Robbins’ central premise is disarmingly simple: let people be who they are. Let your child storm off. Let your teenager say something outrageous. Let your partner have a bad day without making it about you.

That doesn’t mean we don’t care. It means we don’t cling.

As Robbins told the Times, the “Let Them” mindset is a cue to release what’s beyond our control. “Because your power is not in managing other people,” she said. “It’s in recognizing that you have no power to change them—and you don’t need to.”

For dads, that insight is gold. We’re conditioned to protect, to guide, to intervene. But sometimes, the best guidance is silence. The best protection is space. The best love is non-interference.

“Let Me” Take Back My Power

Robbins doesn’t stop at letting go of others. She invites us to reclaim ourselves with two simple words: “Let me.” Let me choose my reaction. Let me decide what matters. Let me be the parent I want to be, not the one my fear tells me to become.

* **Your tasks**:
• 1. Answer these questions from the "Let Them" passage:
(a) According to Robbins, what is our power not found in?
(b) What three things does the passage say dads are conditioned to do?
(c) What two words does Robbins offer as the way to reclaim ourselves?
• 2. Write out the part of the "Let Them" passage that starts at "As Robbins told" and ends at "love is non-interference.", word for word.
The data that comes after this passage isn't needed for any of the work here.

* **Source data**:
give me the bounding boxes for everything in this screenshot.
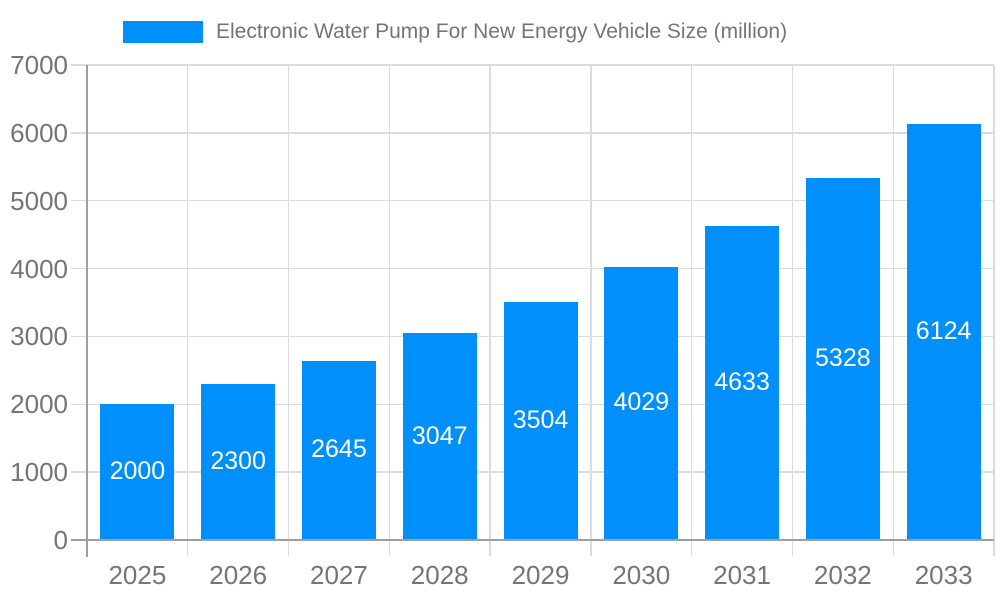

* **Solution set**:
• 1.
(a) Managing other people.
(b) To protect, to guide, and to intervene.
(c) "Let me."

• 2.
As Robbins told the Times, the “Let Them” mindset is a cue to release what’s beyond our control. “Because your power is not in managing other people,” she said. “It’s in recognizing that you have no power to change them—and you don’t need to.”

For dads, that insight is gold. We’re conditioned to protect, to guide, to intervene. But sometimes, the best guidance is silence. The best protection is space. The best love is non-interference.